TASK DIRECTIONS: The records that follow should be retyped word for word.

Stored records
************

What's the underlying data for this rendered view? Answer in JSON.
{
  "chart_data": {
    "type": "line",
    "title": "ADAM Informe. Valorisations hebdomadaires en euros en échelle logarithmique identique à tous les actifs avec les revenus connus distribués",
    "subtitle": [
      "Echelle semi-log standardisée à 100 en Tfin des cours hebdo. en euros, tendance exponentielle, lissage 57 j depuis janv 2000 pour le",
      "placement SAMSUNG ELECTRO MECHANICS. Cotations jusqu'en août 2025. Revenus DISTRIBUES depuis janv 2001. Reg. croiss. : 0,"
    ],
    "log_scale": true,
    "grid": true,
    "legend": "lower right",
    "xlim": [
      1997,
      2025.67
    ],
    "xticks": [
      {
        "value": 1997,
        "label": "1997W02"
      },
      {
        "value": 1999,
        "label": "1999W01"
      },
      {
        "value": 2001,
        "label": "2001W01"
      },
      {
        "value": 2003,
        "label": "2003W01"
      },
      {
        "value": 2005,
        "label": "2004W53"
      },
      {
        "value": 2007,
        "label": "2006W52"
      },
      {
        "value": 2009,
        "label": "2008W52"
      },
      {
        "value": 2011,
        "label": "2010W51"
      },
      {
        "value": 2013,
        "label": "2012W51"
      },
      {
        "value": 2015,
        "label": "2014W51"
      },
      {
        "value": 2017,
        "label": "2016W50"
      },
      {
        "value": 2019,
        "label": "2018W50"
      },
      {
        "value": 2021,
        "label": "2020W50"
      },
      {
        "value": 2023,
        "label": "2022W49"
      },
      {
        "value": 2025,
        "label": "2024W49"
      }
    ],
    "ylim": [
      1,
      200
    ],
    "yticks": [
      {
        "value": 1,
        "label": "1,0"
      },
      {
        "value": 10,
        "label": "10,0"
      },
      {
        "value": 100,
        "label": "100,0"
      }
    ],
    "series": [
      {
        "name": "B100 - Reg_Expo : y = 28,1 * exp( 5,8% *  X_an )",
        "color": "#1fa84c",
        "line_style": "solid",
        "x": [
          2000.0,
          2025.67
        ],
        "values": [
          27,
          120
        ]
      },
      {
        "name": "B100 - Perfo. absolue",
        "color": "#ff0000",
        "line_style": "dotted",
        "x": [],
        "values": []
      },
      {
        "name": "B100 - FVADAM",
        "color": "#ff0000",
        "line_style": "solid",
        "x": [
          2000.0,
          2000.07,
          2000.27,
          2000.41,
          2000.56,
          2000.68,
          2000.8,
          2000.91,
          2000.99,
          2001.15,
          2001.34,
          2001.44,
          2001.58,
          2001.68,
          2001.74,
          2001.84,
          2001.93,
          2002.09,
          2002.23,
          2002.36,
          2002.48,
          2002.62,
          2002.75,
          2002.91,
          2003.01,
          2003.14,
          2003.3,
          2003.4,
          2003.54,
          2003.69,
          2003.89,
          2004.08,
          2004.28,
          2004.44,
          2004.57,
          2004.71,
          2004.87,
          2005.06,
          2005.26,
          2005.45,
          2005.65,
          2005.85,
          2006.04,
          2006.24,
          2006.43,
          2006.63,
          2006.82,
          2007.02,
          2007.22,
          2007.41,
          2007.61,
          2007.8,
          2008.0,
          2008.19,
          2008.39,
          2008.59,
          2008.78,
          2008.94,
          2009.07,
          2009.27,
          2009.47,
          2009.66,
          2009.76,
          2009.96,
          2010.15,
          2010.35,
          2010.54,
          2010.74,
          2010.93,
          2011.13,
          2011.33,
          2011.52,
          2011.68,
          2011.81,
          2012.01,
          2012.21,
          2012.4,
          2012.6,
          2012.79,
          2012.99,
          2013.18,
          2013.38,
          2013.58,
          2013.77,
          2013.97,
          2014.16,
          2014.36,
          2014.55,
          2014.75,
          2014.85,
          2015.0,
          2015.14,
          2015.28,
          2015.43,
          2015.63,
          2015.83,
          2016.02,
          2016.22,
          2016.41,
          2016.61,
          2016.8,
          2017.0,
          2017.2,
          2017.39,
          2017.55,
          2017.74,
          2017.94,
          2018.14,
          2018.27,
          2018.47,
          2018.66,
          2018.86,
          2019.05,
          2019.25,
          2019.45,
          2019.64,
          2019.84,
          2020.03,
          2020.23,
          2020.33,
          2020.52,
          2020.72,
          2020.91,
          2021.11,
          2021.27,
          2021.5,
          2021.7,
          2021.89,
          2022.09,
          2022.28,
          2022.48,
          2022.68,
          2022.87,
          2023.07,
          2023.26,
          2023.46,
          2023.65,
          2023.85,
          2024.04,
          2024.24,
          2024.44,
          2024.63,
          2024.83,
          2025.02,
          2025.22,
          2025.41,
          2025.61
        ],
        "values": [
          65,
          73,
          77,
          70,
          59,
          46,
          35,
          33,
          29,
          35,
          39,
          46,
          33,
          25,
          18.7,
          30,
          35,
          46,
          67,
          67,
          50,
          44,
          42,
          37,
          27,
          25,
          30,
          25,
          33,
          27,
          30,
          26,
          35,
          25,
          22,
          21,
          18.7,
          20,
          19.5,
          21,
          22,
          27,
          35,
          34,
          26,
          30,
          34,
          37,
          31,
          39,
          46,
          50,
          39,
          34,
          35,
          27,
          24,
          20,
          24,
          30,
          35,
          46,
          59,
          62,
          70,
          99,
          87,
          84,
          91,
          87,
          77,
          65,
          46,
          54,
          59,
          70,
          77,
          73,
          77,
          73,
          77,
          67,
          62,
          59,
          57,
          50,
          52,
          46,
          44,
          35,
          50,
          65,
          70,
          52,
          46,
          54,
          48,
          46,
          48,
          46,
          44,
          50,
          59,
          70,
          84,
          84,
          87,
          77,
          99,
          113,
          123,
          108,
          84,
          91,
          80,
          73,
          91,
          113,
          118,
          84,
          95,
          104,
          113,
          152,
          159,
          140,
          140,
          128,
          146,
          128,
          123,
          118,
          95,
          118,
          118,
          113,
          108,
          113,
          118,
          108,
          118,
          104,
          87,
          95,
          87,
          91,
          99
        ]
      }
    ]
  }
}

************

REPLY TO THE TASK:
What's the underlying data for this rendered view? Answer in JSON.
{
  "chart_data": {
    "type": "line",
    "title": "ADAM Informe. Valorisations hebdomadaires en euros en échelle logarithmique identique à tous les actifs avec les revenus connus distribués",
    "subtitle": [
      "Echelle semi-log standardisée à 100 en Tfin des cours hebdo. en euros, tendance exponentielle, lissage 57 j depuis janv 2000 pour le",
      "placement SAMSUNG ELECTRO MECHANICS. Cotations jusqu'en août 2025. Revenus DISTRIBUES depuis janv 2001. Reg. croiss. : 0,"
    ],
    "log_scale": true,
    "grid": true,
    "legend": "lower right",
    "xlim": [
      1997,
      2025.67
    ],
    "xticks": [
      {
        "value": 1997,
        "label": "1997W02"
      },
      {
        "value": 1999,
        "label": "1999W01"
      },
      {
        "value": 2001,
        "label": "2001W01"
      },
      {
        "value": 2003,
        "label": "2003W01"
      },
      {
        "value": 2005,
        "label": "2004W53"
      },
      {
        "value": 2007,
        "label": "2006W52"
      },
      {
        "value": 2009,
        "label": "2008W52"
      },
      {
        "value": 2011,
        "label": "2010W51"
      },
      {
        "value": 2013,
        "label": "2012W51"
      },
      {
        "value": 2015,
        "label": "2014W51"
      },
      {
        "value": 2017,
        "label": "2016W50"
      },
      {
        "value": 2019,
        "label": "2018W50"
      },
      {
        "value": 2021,
        "label": "2020W50"
      },
      {
        "value": 2023,
        "label": "2022W49"
      },
      {
        "value": 2025,
        "label": "2024W49"
      }
    ],
    "ylim": [
      1,
      200
    ],
    "yticks": [
      {
        "value": 1,
        "label": "1,0"
      },
      {
        "value": 10,
        "label": "10,0"
      },
      {
        "value": 100,
        "label": "100,0"
      }
    ],
    "series": [
      {
        "name": "B100 - Reg_Expo : y = 28,1 * exp( 5,8% *  X_an )",
        "color": "#1fa84c",
        "line_style": "solid",
        "x": [
          2000.0,
          2025.67
        ],
        "values": [
          27,
          120
        ]
      },
      {
        "name": "B100 - Perfo. absolue",
        "color": "#ff0000",
        "line_style": "dotted",
        "x": [],
        "values": []
      },
      {
        "name": "B100 - FVADAM",
        "color": "#ff0000",
        "line_style": "solid",
        "x": [
          2000.0,
          2000.07,
          2000.27,
          2000.41,
          2000.56,
          2000.68,
          2000.8,
          2000.91,
          2000.99,
          2001.15,
          2001.34,
          2001.44,
          2001.58,
          2001.68,
          2001.74,
          2001.84,
          2001.93,
          2002.09,
          2002.23,
          2002.36,
          2002.48,
          2002.62,
          2002.75,
          2002.91,
          2003.01,
          2003.14,
          2003.3,
          2003.4,
          2003.54,
          2003.69,
          2003.89,
          2004.08,
          2004.28,
          2004.44,
          2004.57,
          2004.71,
          2004.87,
          2005.06,
          2005.26,
          2005.45,
          2005.65,
          2005.85,
          2006.04,
          2006.24,
          2006.43,
          2006.63,
          2006.82,
          2007.02,
          2007.22,
          2007.41,
          2007.61,
          2007.8,
          2008.0,
          2008.19,
          2008.39,
          2008.59,
          2008.78,
          2008.94,
          2009.07,
          2009.27,
          2009.47,
          2009.66,
          2009.76,
          2009.96,
          2010.15,
          2010.35,
          2010.54,
          2010.74,
          2010.93,
          2011.13,
          2011.33,
          2011.52,
          2011.68,
          2011.81,
          2012.01,
          2012.21,
          2012.4,
          2012.6,
          2012.79,
          2012.99,
          2013.18,
          2013.38,
          2013.58,
          2013.77,
          2013.97,
          2014.16,
          2014.36,
          2014.55,
          2014.75,
          2014.85,
          2015.0,
          2015.14,
          2015.28,
          2015.43,
          2015.63,
          2015.83,
          2016.02,
          2016.22,
          2016.41,
          2016.61,
          2016.8,
          2017.0,
          2017.2,
          2017.39,
          2017.55,
          2017.74,
          2017.94,
          2018.14,
          2018.27,
          2018.47,
          2018.66,
          2018.86,
          2019.05,
          2019.25,
          2019.45,
          2019.64,
          2019.84,
          2020.03,
          2020.23,
          2020.33,
          2020.52,
          2020.72,
          2020.91,
          2021.11,
          2021.27,
          2021.5,
          2021.7,
          2021.89,
          2022.09,
          2022.28,
          2022.48,
          2022.68,
          2022.87,
          2023.07,
          2023.26,
          2023.46,
          2023.65,
          2023.85,
          2024.04,
          2024.24,
          2024.44,
          2024.63,
          2024.83,
          2025.02,
          2025.22,
          2025.41,
          2025.61
        ],
        "values": [
          65,
          73,
          77,
          70,
          59,
          46,
          35,
          33,
          29,
          35,
          39,
          46,
          33,
          25,
          18.7,
          30,
          35,
          46,
          67,
          67,
          50,
          44,
          42,
          37,
          27,
          25,
          30,
          25,
          33,
          27,
          30,
          26,
          35,
          25,
          22,
          21,
          18.7,
          20,
          19.5,
          21,
          22,
          27,
          35,
          34,
          26,
          30,
          34,
          37,
          31,
          39,
          46,
          50,
          39,
          34,
          35,
          27,
          24,
          20,
          24,
          30,
          35,
          46,
          59,
          62,
          70,
          99,
          87,
          84,
          91,
          87,
          77,
          65,
          46,
          54,
          59,
          70,
          77,
          73,
          77,
          73,
          77,
          67,
          62,
          59,
          57,
          50,
          52,
          46,
          44,
          35,
          50,
          65,
          70,
          52,
          46,
          54,
          48,
          46,
          48,
          46,
          44,
          50,
          59,
          70,
          84,
          84,
          87,
          77,
          99,
          113,
          123,
          108,
          84,
          91,
          80,
          73,
          91,
          113,
          118,
          84,
          95,
          104,
          113,
          152,
          159,
          140,
          140,
          128,
          146,
          128,
          123,
          118,
          95,
          118,
          118,
          113,
          108,
          113,
          118,
          108,
          118,
          104,
          87,
          95,
          87,
          91,
          99
        ]
      }
    ]
  }
}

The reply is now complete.